Figure record extracts:
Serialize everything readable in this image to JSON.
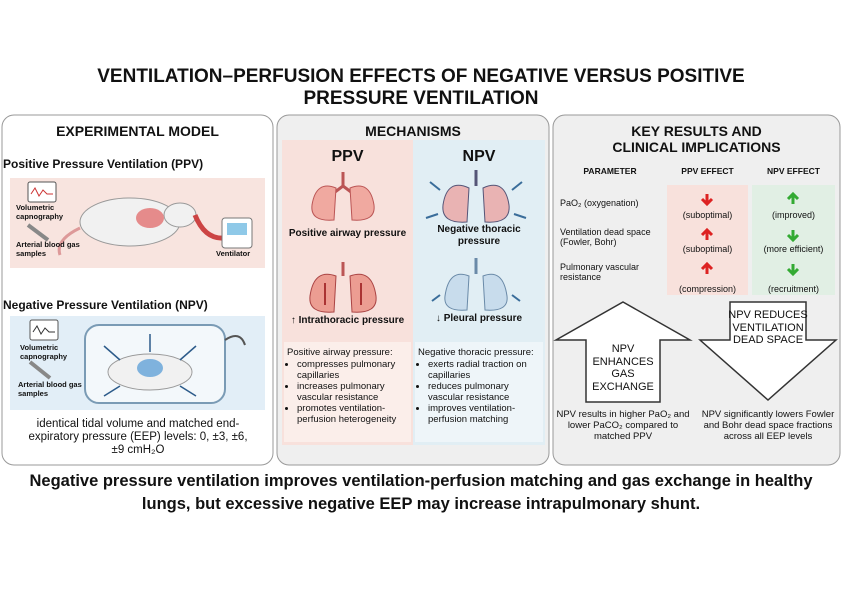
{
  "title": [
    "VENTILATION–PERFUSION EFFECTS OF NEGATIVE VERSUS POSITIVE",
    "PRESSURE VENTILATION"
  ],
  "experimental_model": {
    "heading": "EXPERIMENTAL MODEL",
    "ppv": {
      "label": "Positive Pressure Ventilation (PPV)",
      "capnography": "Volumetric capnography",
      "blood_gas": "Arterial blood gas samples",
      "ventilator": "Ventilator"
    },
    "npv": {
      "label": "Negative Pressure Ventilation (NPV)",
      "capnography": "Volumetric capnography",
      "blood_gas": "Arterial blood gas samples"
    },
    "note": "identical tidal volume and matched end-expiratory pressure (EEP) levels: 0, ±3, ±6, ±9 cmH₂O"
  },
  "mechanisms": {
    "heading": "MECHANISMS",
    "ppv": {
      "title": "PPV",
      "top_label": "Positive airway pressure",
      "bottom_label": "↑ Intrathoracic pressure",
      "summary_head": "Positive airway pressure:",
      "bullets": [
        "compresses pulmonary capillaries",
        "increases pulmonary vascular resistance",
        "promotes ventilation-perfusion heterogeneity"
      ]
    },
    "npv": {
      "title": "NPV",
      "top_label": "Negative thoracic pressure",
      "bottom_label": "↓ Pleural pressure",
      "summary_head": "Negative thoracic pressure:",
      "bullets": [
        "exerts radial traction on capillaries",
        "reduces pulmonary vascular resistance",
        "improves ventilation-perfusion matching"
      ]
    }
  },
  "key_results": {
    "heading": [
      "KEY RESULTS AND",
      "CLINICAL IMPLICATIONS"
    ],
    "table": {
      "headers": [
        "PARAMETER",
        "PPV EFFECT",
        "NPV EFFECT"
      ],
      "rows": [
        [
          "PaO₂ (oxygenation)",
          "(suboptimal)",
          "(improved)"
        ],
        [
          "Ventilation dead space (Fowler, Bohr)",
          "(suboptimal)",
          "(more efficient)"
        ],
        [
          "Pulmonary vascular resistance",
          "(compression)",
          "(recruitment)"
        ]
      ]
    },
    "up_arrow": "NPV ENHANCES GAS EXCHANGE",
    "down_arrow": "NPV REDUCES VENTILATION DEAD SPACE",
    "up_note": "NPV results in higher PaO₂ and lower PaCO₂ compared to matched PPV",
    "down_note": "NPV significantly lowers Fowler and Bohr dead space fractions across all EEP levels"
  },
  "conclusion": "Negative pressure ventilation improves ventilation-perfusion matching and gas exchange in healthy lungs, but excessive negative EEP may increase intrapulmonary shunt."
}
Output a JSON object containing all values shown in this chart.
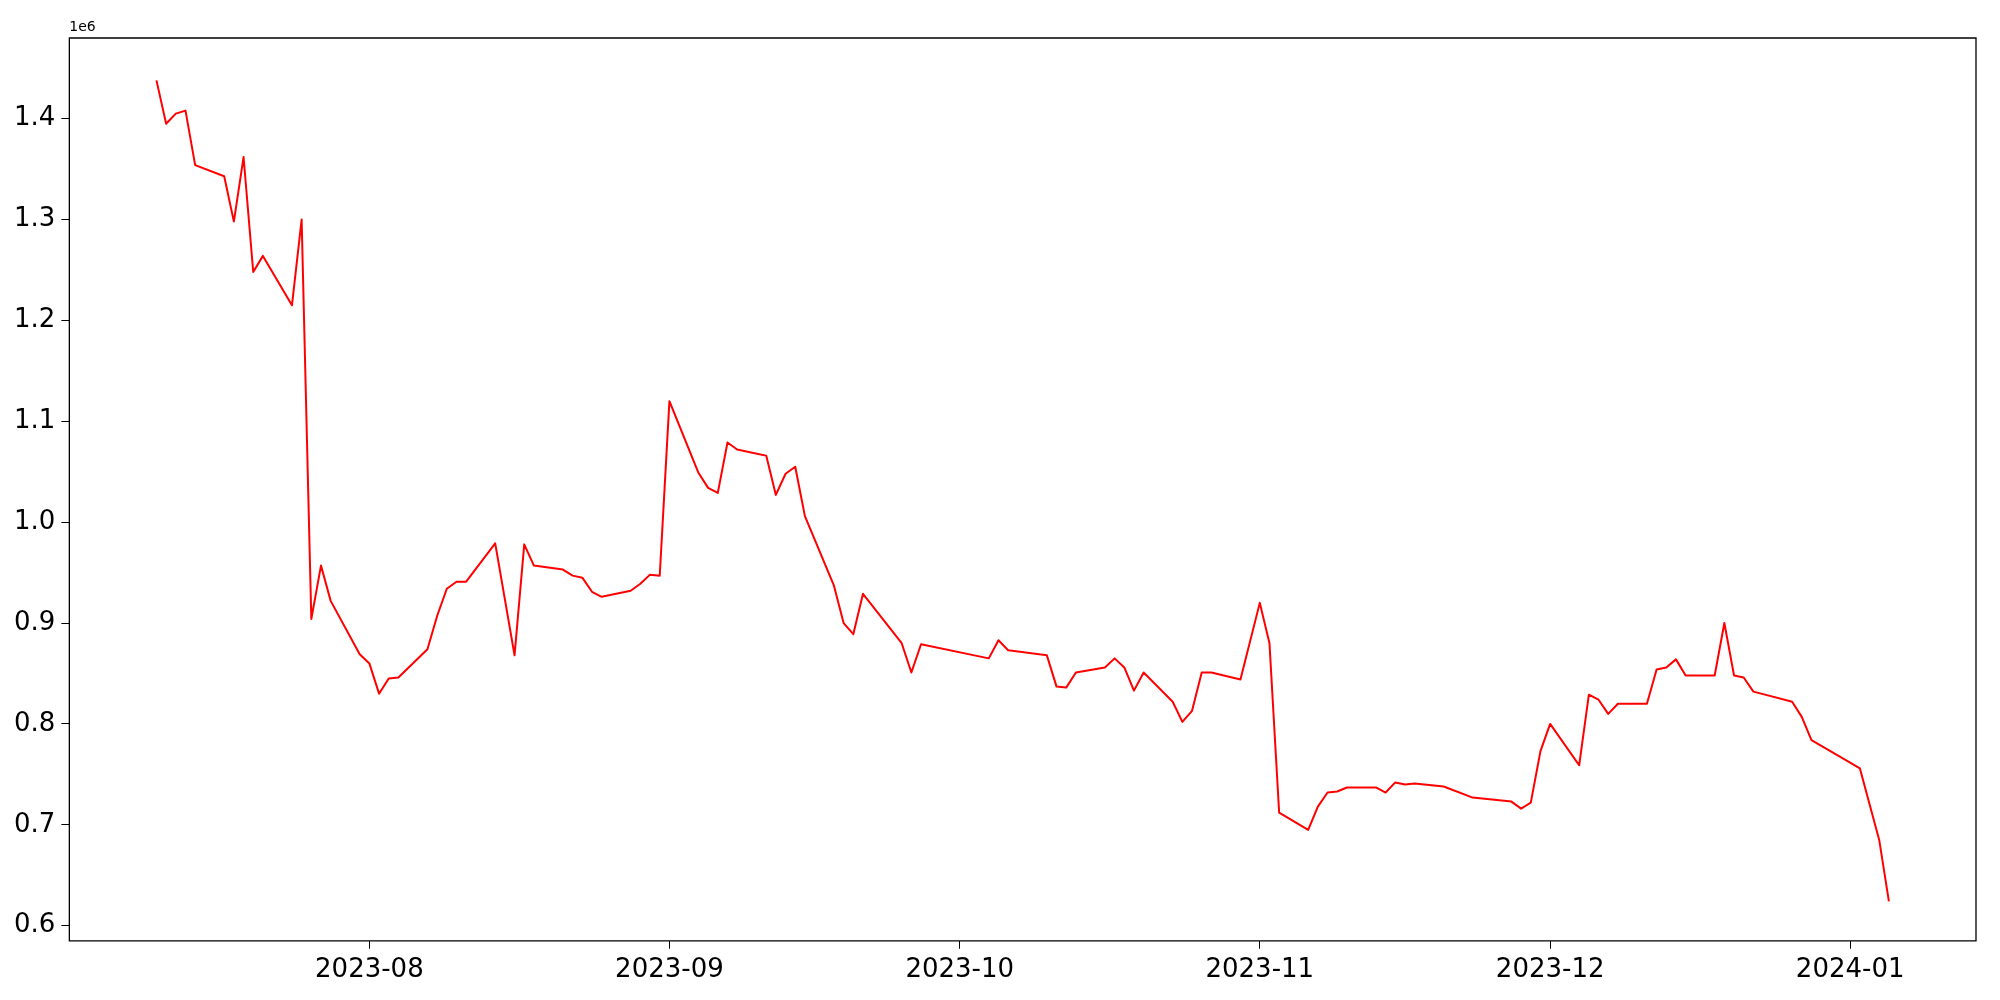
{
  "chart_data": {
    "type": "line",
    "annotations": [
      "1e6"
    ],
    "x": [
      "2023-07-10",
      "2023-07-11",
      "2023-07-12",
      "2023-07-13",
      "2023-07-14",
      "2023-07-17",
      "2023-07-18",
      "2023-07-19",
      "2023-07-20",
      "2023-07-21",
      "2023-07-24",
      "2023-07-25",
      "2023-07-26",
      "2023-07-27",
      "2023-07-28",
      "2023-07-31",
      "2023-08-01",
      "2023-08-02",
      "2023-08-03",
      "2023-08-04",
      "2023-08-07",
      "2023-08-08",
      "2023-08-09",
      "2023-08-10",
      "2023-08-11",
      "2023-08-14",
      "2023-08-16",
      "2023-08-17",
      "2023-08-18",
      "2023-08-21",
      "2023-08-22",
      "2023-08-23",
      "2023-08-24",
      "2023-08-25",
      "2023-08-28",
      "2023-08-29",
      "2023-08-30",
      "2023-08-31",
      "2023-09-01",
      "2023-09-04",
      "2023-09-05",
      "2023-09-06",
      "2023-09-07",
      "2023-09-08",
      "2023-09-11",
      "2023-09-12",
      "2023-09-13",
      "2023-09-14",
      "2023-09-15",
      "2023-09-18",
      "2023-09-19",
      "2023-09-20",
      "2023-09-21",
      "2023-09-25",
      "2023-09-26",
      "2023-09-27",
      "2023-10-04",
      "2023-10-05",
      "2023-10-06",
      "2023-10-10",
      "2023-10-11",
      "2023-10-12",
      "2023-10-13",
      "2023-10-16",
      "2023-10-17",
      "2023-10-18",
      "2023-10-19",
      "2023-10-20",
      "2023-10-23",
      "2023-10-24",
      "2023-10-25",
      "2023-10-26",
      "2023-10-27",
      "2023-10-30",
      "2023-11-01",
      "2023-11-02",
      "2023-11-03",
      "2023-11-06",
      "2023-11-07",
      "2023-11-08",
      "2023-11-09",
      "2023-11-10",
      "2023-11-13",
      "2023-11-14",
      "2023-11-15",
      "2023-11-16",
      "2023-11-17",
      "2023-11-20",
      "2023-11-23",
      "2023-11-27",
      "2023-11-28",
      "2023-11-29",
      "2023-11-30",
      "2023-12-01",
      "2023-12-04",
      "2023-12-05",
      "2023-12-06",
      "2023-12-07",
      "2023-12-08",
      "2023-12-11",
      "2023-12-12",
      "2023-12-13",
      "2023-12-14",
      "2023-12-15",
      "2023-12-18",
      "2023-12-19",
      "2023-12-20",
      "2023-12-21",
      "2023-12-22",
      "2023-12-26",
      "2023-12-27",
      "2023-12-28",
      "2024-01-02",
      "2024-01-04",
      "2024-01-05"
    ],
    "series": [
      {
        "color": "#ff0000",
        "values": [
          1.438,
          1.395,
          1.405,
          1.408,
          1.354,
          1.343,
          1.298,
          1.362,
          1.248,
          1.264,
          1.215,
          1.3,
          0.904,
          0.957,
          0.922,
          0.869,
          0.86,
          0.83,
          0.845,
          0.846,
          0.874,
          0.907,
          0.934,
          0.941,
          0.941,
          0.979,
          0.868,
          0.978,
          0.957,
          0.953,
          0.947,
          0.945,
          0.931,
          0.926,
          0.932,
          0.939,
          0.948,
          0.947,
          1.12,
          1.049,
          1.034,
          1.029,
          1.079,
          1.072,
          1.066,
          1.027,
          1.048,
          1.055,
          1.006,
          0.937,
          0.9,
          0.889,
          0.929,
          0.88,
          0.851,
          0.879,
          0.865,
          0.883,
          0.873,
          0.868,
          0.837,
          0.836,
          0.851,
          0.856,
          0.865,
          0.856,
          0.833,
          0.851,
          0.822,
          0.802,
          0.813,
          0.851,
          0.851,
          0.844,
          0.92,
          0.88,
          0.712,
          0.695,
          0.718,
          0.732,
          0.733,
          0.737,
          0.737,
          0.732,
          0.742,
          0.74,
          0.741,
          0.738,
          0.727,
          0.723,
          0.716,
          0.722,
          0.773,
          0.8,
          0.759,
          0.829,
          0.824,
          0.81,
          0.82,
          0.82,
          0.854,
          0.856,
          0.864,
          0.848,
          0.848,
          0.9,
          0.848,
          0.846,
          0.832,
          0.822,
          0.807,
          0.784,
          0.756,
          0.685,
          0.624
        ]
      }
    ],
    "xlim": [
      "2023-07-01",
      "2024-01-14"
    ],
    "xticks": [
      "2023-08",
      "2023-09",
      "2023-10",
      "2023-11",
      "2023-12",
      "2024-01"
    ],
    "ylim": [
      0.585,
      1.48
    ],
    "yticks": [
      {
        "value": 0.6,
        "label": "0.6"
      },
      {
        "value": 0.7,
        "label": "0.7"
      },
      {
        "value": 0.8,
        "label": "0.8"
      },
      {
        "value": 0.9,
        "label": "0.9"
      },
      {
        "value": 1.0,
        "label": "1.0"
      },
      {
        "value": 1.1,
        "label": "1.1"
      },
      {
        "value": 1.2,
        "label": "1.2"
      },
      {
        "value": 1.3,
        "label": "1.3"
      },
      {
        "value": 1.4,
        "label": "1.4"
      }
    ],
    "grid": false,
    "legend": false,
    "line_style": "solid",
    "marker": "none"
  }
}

# [Request]
Exactly reproduce each record, leaving out any pictures.

# [The result]
Serialize everything readable in this image to JSON.
{
  "title": [
    "VENTILATION–PERFUSION EFFECTS OF NEGATIVE VERSUS POSITIVE",
    "PRESSURE VENTILATION"
  ],
  "experimental_model": {
    "heading": "EXPERIMENTAL MODEL",
    "ppv": {
      "label": "Positive Pressure Ventilation (PPV)",
      "capnography": "Volumetric capnography",
      "blood_gas": "Arterial blood gas samples",
      "ventilator": "Ventilator"
    },
    "npv": {
      "label": "Negative Pressure Ventilation (NPV)",
      "capnography": "Volumetric capnography",
      "blood_gas": "Arterial blood gas samples"
    },
    "note": "identical tidal volume and matched end-expiratory pressure (EEP) levels: 0, ±3, ±6, ±9 cmH₂O"
  },
  "mechanisms": {
    "heading": "MECHANISMS",
    "ppv": {
      "title": "PPV",
      "top_label": "Positive airway pressure",
      "bottom_label": "↑ Intrathoracic pressure",
      "summary_head": "Positive airway pressure:",
      "bullets": [
        "compresses pulmonary capillaries",
        "increases pulmonary vascular resistance",
        "promotes ventilation-perfusion heterogeneity"
      ]
    },
    "npv": {
      "title": "NPV",
      "top_label": "Negative thoracic pressure",
      "bottom_label": "↓ Pleural pressure",
      "summary_head": "Negative thoracic pressure:",
      "bullets": [
        "exerts radial traction on capillaries",
        "reduces pulmonary vascular resistance",
        "improves ventilation-perfusion matching"
      ]
    }
  },
  "key_results": {
    "heading": [
      "KEY RESULTS AND",
      "CLINICAL IMPLICATIONS"
    ],
    "table": {
      "headers": [
        "PARAMETER",
        "PPV EFFECT",
        "NPV EFFECT"
      ],
      "rows": [
        [
          "PaO₂ (oxygenation)",
          "(suboptimal)",
          "(improved)"
        ],
        [
          "Ventilation dead space (Fowler, Bohr)",
          "(suboptimal)",
          "(more efficient)"
        ],
        [
          "Pulmonary vascular resistance",
          "(compression)",
          "(recruitment)"
        ]
      ]
    },
    "up_arrow": "NPV ENHANCES GAS EXCHANGE",
    "down_arrow": "NPV REDUCES VENTILATION DEAD SPACE",
    "up_note": "NPV results in higher PaO₂ and lower PaCO₂ compared to matched PPV",
    "down_note": "NPV significantly lowers Fowler and Bohr dead space fractions across all EEP levels"
  },
  "conclusion": "Negative pressure ventilation improves ventilation-perfusion matching and gas exchange in healthy lungs, but excessive negative EEP may increase intrapulmonary shunt."
}
Output a JSON object containing all values shown in this chart.
{
  "chart_data": {
    "type": "line",
    "annotations": [
      "1e6"
    ],
    "x": [
      "2023-07-10",
      "2023-07-11",
      "2023-07-12",
      "2023-07-13",
      "2023-07-14",
      "2023-07-17",
      "2023-07-18",
      "2023-07-19",
      "2023-07-20",
      "2023-07-21",
      "2023-07-24",
      "2023-07-25",
      "2023-07-26",
      "2023-07-27",
      "2023-07-28",
      "2023-07-31",
      "2023-08-01",
      "2023-08-02",
      "2023-08-03",
      "2023-08-04",
      "2023-08-07",
      "2023-08-08",
      "2023-08-09",
      "2023-08-10",
      "2023-08-11",
      "2023-08-14",
      "2023-08-16",
      "2023-08-17",
      "2023-08-18",
      "2023-08-21",
      "2023-08-22",
      "2023-08-23",
      "2023-08-24",
      "2023-08-25",
      "2023-08-28",
      "2023-08-29",
      "2023-08-30",
      "2023-08-31",
      "2023-09-01",
      "2023-09-04",
      "2023-09-05",
      "2023-09-06",
      "2023-09-07",
      "2023-09-08",
      "2023-09-11",
      "2023-09-12",
      "2023-09-13",
      "2023-09-14",
      "2023-09-15",
      "2023-09-18",
      "2023-09-19",
      "2023-09-20",
      "2023-09-21",
      "2023-09-25",
      "2023-09-26",
      "2023-09-27",
      "2023-10-04",
      "2023-10-05",
      "2023-10-06",
      "2023-10-10",
      "2023-10-11",
      "2023-10-12",
      "2023-10-13",
      "2023-10-16",
      "2023-10-17",
      "2023-10-18",
      "2023-10-19",
      "2023-10-20",
      "2023-10-23",
      "2023-10-24",
      "2023-10-25",
      "2023-10-26",
      "2023-10-27",
      "2023-10-30",
      "2023-11-01",
      "2023-11-02",
      "2023-11-03",
      "2023-11-06",
      "2023-11-07",
      "2023-11-08",
      "2023-11-09",
      "2023-11-10",
      "2023-11-13",
      "2023-11-14",
      "2023-11-15",
      "2023-11-16",
      "2023-11-17",
      "2023-11-20",
      "2023-11-23",
      "2023-11-27",
      "2023-11-28",
      "2023-11-29",
      "2023-11-30",
      "2023-12-01",
      "2023-12-04",
      "2023-12-05",
      "2023-12-06",
      "2023-12-07",
      "2023-12-08",
      "2023-12-11",
      "2023-12-12",
      "2023-12-13",
      "2023-12-14",
      "2023-12-15",
      "2023-12-18",
      "2023-12-19",
      "2023-12-20",
      "2023-12-21",
      "2023-12-22",
      "2023-12-26",
      "2023-12-27",
      "2023-12-28",
      "2024-01-02",
      "2024-01-04",
      "2024-01-05"
    ],
    "series": [
      {
        "color": "#ff0000",
        "values": [
          1.438,
          1.395,
          1.405,
          1.408,
          1.354,
          1.343,
          1.298,
          1.362,
          1.248,
          1.264,
          1.215,
          1.3,
          0.904,
          0.957,
          0.922,
          0.869,
          0.86,
          0.83,
          0.845,
          0.846,
          0.874,
          0.907,
          0.934,
          0.941,
          0.941,
          0.979,
          0.868,
          0.978,
          0.957,
          0.953,
          0.947,
          0.945,
          0.931,
          0.926,
          0.932,
          0.939,
          0.948,
          0.947,
          1.12,
          1.049,
          1.034,
          1.029,
          1.079,
          1.072,
          1.066,
          1.027,
          1.048,
          1.055,
          1.006,
          0.937,
          0.9,
          0.889,
          0.929,
          0.88,
          0.851,
          0.879,
          0.865,
          0.883,
          0.873,
          0.868,
          0.837,
          0.836,
          0.851,
          0.856,
          0.865,
          0.856,
          0.833,
          0.851,
          0.822,
          0.802,
          0.813,
          0.851,
          0.851,
          0.844,
          0.92,
          0.88,
          0.712,
          0.695,
          0.718,
          0.732,
          0.733,
          0.737,
          0.737,
          0.732,
          0.742,
          0.74,
          0.741,
          0.738,
          0.727,
          0.723,
          0.716,
          0.722,
          0.773,
          0.8,
          0.759,
          0.829,
          0.824,
          0.81,
          0.82,
          0.82,
          0.854,
          0.856,
          0.864,
          0.848,
          0.848,
          0.9,
          0.848,
          0.846,
          0.832,
          0.822,
          0.807,
          0.784,
          0.756,
          0.685,
          0.624
        ]
      }
    ],
    "xlim": [
      "2023-07-01",
      "2024-01-14"
    ],
    "xticks": [
      "2023-08",
      "2023-09",
      "2023-10",
      "2023-11",
      "2023-12",
      "2024-01"
    ],
    "ylim": [
      0.585,
      1.48
    ],
    "yticks": [
      {
        "value": 0.6,
        "label": "0.6"
      },
      {
        "value": 0.7,
        "label": "0.7"
      },
      {
        "value": 0.8,
        "label": "0.8"
      },
      {
        "value": 0.9,
        "label": "0.9"
      },
      {
        "value": 1.0,
        "label": "1.0"
      },
      {
        "value": 1.1,
        "label": "1.1"
      },
      {
        "value": 1.2,
        "label": "1.2"
      },
      {
        "value": 1.3,
        "label": "1.3"
      },
      {
        "value": 1.4,
        "label": "1.4"
      }
    ],
    "grid": false,
    "legend": false,
    "line_style": "solid",
    "marker": "none"
  }
}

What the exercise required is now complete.